• _Supplied passage_:
● ● ● ●

Last month we announced the new Data Sources — a robust and easy-to-use data transfer interface within TDengine, and we gave a demo on how to Ingest Data from a PI System. In this blog post we show a demo of how to use TDengine Cloud to ingest data directly from a MQTT broker. This capability to configure data interfaces to ingest data is available in both TDengine Cloud and TDengine Enterprise.
Setup is as easy as downloading the data collection agent, installing it on the network where the MQTT broker is, and providing the agent with the endpoint where you would like to send the data. From there, everything is configured from the TDengine Data Sources page — just configure the Server Endpoint and parse the MQTT payload and watch the data flow into TDengine.
Setting up the MQTT Demo with TDengine Cloud

Overall, the demo took the following steps:
- Create a Linux VM (Ubuntu 20.04 was used)
- Install Docker
- Install and connect to Hive MQ (docker)

● ● ● ●

• _Task requirements_:
(1) In the MQTT demo post, which two TDengine products offer the ability to configure data interfaces for ingesting data?
(2) Rewrite the paragraph of the MQTT demo post that begins "Setup is as easy as" as a short list, keeping its main facts.

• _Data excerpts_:
● ● ● ●

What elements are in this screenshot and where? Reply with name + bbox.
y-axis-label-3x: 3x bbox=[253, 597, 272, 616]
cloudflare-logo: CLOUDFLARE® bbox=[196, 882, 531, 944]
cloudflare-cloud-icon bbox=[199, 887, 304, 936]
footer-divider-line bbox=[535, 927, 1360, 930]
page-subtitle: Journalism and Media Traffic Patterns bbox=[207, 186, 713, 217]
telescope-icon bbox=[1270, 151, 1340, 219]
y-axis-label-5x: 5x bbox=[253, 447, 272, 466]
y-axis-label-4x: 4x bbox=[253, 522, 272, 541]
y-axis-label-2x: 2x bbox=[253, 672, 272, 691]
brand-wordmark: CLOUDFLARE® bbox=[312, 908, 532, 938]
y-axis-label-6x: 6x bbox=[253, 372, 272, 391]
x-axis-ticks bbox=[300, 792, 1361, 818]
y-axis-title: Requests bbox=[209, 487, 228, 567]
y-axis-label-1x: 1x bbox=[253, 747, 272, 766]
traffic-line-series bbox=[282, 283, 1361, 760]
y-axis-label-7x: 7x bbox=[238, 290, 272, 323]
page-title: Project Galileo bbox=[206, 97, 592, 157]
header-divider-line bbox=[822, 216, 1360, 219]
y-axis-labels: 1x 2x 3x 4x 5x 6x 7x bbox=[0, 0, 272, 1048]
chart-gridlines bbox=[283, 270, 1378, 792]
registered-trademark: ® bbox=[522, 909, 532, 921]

● ● ● ●

• _Completed exercise_:
(1) TDengine Cloud and TDengine Enterprise.

(2)
- Download the data collection agent.
- Install it on the network where the MQTT broker is.
- Give the agent the endpoint to send the data to.
- On the TDengine Data Sources page, configure the Server Endpoint and parse the MQTT payload.
- The data then flows into TDengine.